◆ Tarefas a realizar ◆
**a.** No texto sobre a estudante de medicina da USP, reescreva em forma de lista o parágrafo que começa com "Alicia nasceu em Itararé". Mantenha os fatos principais.
**b.** Responda às perguntas abaixo com base no texto sobre a estudante de medicina da USP. Marque as respostas com os mesmos números.
(i) Quanto cada estudante pagava à empresa pela formatura?
(ii) Em que ano Alicia ingressou na faculdade de medicina?
(iii) Em que curso ela tinha passado antes de desistir e fazer mais um ano de cursinho?
**c.** Apresente a continuação do texto sobre a estudante de medicina da USP a partir da última frase.

◆ Texto do documento ◆
A polícia disse também que, de acordo com os documentos apresentados pela ÁS, não há responsabilidade jurídica por parte da empresa.

“O contrato autorizava eles a fazerem essas transferências para os membros da formatura, para qualquer um dos representantes da comissão”, explicou a delegada.

g1 levantou que Alicia recebeu de R$ 3.000 de Auxílio Emergencial do governo federal. A delegada disse que a família da estudante é humilde.

“Os nossos investigadores tiveram contato com a família. Trata-se de família humilde mesmo. Ela conseguiu ingressar no curso com muito esforço, a origem é humilde”, disse.

“Inclusive, o valor pago por cada estudante para empresa na formatura era de R$ 12 mil. Os estudantes que comprovassem uma situação financeira econômica um pouco mais difícil pagariam R$ 6 mil. Ela foi agraciada com essa possibilidade”, completou.

Alicia Dudy Müller Veiga é acusada de golpe na USP — Foto: Reprodução

Quem é a estudante

Natural do interior de São Paulo, Alicia Dudy Muller ingressou na faculdade de medicina em 2018. Ela está no sexto ano do curso.

Alicia nasceu em Itararé, mas reside em um prédio na Vila Mariana, na Zona Sul da capital. Na plataforma Currículo Lattes, que reúne dados sobre estudantes e pesquisadores, ela informou ter feito o ensino médio na Escola Técnica Estadual Getúlio Vargas, na região do Ipiranga.

Em entrevista para a Rádio USP em fevereiro de 2018, ela afirmou que tinha passado no curso de farmácia e até feito a matrícula, mas desistiu e decidiu fazer cursinho por mais um ano para tentar entrar em medicina.

Em um vídeo gravado há quatro anos para o cursinho em que estudou, Alicia comentou sobre o processo de aprovação na Faculdade de Medicina da USP. O registro foi publicado em 14 de maio de 2018.

“É difícil descrever como é ter um sonho realizado, porque são anos batalhando. Mas agora é uma sensação de compensação. É todo tempo que você gasta fazendo simulado, estudando pós aula, parece que aquilo não foi nada comparado àquele dia que você vê seu nome na lista.”

◆ Material fornecido ◆

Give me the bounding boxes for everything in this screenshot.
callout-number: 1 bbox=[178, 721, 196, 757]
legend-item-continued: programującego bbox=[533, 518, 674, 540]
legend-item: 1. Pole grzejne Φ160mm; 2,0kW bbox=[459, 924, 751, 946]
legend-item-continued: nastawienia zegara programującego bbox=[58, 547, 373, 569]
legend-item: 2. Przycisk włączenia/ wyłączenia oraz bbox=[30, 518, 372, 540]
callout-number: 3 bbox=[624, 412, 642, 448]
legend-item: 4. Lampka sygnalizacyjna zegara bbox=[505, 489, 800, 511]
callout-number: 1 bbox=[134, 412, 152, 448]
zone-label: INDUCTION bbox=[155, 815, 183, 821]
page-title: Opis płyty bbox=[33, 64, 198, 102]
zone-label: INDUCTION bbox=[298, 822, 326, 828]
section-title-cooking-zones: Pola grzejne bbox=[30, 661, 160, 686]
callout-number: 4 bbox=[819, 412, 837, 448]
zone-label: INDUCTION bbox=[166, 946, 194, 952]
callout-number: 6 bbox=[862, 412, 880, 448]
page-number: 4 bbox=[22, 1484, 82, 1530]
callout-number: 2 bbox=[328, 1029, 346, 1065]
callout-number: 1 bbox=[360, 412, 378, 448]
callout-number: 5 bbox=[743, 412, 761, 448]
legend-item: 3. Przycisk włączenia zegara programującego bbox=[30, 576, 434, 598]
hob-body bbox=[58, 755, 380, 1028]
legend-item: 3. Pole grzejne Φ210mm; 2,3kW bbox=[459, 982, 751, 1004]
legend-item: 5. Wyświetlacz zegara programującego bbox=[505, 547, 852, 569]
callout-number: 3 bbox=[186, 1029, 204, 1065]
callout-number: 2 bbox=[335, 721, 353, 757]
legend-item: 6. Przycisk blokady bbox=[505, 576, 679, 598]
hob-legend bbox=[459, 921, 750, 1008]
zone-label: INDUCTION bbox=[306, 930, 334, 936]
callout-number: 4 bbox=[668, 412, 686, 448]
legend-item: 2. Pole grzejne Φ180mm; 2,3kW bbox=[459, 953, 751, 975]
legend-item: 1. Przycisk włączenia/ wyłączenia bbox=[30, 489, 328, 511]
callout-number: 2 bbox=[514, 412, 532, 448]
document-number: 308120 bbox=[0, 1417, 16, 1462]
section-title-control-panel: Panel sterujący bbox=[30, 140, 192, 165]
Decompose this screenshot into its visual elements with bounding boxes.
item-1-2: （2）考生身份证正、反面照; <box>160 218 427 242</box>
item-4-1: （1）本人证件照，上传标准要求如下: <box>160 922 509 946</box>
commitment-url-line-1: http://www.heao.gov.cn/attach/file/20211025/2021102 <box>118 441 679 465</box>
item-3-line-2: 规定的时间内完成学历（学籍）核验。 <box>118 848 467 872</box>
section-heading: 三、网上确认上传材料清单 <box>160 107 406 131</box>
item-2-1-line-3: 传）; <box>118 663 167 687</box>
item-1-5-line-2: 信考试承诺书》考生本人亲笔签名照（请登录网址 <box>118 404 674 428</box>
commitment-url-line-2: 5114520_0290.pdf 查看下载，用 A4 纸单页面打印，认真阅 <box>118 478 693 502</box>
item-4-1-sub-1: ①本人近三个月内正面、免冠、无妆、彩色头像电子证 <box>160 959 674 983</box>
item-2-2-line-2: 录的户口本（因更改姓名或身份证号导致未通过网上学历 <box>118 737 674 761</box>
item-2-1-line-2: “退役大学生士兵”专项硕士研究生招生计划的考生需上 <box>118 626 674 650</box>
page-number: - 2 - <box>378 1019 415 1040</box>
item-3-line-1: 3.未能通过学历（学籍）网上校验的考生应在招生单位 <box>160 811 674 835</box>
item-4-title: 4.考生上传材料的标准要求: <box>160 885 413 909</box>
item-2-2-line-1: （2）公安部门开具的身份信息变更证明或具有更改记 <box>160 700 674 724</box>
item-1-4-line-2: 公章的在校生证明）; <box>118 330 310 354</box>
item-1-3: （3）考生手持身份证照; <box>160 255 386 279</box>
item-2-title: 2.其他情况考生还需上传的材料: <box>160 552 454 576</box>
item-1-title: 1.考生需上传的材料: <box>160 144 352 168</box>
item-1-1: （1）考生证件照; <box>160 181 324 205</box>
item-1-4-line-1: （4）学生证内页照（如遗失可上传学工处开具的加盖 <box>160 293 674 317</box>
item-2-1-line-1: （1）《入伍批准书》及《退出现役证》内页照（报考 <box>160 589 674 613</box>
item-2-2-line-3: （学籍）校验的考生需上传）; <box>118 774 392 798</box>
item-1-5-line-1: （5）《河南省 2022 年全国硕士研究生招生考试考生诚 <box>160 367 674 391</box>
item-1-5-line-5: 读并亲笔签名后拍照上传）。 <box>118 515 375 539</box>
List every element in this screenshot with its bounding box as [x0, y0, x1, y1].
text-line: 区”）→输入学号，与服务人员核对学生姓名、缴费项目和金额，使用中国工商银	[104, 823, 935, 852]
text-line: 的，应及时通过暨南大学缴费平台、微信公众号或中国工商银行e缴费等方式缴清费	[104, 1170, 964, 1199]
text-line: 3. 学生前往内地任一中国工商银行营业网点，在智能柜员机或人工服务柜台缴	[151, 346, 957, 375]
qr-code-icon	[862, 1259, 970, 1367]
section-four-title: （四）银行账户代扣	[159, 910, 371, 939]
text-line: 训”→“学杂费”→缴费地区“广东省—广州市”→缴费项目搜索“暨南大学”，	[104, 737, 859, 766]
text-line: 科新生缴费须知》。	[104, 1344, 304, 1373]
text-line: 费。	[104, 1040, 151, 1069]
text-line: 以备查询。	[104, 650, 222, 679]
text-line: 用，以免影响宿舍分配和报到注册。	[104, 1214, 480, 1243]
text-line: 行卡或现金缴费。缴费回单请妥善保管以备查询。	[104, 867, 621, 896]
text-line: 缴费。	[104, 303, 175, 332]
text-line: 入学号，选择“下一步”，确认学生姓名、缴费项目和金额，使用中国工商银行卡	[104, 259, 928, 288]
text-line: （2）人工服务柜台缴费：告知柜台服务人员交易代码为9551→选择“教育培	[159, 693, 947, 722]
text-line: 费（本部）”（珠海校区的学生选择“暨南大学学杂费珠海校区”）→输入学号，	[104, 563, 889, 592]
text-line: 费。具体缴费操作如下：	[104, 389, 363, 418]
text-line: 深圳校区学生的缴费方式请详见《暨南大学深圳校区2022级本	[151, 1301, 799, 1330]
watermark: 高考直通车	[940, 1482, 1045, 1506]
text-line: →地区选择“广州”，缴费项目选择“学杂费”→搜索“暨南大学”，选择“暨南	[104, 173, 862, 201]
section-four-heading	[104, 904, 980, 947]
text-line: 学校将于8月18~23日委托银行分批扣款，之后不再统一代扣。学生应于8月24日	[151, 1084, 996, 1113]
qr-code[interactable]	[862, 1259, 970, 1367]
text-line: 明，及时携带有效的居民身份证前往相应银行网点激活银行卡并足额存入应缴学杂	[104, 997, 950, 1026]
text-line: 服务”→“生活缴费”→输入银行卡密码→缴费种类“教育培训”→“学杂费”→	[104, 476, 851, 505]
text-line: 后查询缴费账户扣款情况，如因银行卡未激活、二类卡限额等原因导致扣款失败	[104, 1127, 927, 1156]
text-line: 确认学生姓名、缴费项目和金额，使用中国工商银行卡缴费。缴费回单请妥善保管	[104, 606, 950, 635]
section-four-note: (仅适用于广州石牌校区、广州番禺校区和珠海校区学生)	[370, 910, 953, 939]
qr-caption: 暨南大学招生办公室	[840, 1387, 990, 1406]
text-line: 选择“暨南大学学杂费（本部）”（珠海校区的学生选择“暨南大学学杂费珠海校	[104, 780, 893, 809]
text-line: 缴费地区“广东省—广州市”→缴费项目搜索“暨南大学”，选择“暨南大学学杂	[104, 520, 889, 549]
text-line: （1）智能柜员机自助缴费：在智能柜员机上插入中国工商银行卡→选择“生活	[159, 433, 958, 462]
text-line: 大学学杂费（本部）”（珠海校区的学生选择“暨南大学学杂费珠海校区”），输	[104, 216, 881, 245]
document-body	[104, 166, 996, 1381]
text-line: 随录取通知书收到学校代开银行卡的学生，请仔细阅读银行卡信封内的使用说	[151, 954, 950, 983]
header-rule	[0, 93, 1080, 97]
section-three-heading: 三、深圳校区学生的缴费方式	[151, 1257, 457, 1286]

◆ Resultados do exercício ◆
**a.**
- Nasceu em Itararé.
- Mora em um prédio na Vila Mariana, na Zona Sul da capital.
- No Currículo Lattes, informou ter cursado o ensino médio na Escola Técnica Estadual Getúlio Vargas, na região do Ipiranga.

**b.**
(i) R$ 12 mil.
(ii) Em 2018.
(iii) Farmácia.

**c.**
Inquéritos

A jovem é alvo de dois inquéritos policiais. São eles:

  • O 16° DP investiga crime de apropriação indébita, relativo ao dinheiro da formatura;
  • A Delegacia Especializada em Investigações Criminais (DEIC) de São Bernardo do Campo, no ABC Paulista, apura os crimes de estelionato e lavagem de dinheiro contra uma lotérica, cometidos em 2022.

A polícia já acreditava que o dinheiro usado pela estudante em apostas não pagas – feitas no ano passado em uma lotérica da Zona Sul de São Paulo – poderia ter sido desviado da festa de formatura.

  • Em abril de 2022, a suspeita fez quase R$ 20 mil em apostas na Lotofácil, todas pagas via PIX;
  • Depois disso, passou a fazer várias apostas em grandes valores;
  • No total, ela teria apostado R$ 461 mil;
  • Em julho de 2022, a estudante teria solicitado R$ 891,5 mil em apostas;
  • Após a operadora de caixa registrar R$ 193,8 mil em apostas, a gerente da lotérica questionou sobre o pagamento, e a suspeita disse que tinha realizado um agendamento da transferência;
  • A estudante fez uma movimentação muito inferior, de R$ 891,53, na tentativa de fazer com que os funcionários da lotérica pensassem que seria o valor total de R$ 891,5 mil;
  • Após breve discussão, a suspeita saiu da lotérica com cinco apostas de R$ 38,7 mil cada uma.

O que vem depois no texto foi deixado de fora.